══ Available data

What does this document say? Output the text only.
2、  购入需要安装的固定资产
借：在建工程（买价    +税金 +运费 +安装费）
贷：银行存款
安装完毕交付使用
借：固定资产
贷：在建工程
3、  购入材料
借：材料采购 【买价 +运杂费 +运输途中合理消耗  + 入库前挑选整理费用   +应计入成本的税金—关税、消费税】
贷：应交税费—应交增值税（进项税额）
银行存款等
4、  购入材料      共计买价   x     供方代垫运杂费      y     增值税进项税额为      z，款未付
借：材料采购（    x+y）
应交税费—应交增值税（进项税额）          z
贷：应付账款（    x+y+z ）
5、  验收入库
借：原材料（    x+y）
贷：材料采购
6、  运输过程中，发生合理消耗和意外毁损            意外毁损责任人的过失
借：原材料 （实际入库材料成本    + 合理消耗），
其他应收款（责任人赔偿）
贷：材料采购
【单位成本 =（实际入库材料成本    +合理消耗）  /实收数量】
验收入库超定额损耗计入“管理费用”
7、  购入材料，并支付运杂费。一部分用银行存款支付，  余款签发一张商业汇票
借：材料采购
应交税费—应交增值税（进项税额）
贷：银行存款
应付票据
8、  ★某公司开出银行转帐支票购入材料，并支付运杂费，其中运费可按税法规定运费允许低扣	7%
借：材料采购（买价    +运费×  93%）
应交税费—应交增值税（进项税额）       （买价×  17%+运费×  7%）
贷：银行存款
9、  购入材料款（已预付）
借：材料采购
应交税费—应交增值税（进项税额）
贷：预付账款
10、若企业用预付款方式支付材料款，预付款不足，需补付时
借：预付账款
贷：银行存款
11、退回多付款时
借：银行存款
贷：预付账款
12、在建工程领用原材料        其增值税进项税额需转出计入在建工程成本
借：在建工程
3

════

-- Short exercise --
Pull every line containing "材料采购" out of the records.

-- Written answer --
借：材料采购 【买价 +运杂费 +运输途中合理消耗  + 入库前挑选整理费用   +应计入成本的税金—关税、消费税】
借：材料采购（    x+y）
贷：材料采购
贷：材料采购
借：材料采购
借：材料采购（买价    +运费×  93%）
借：材料采购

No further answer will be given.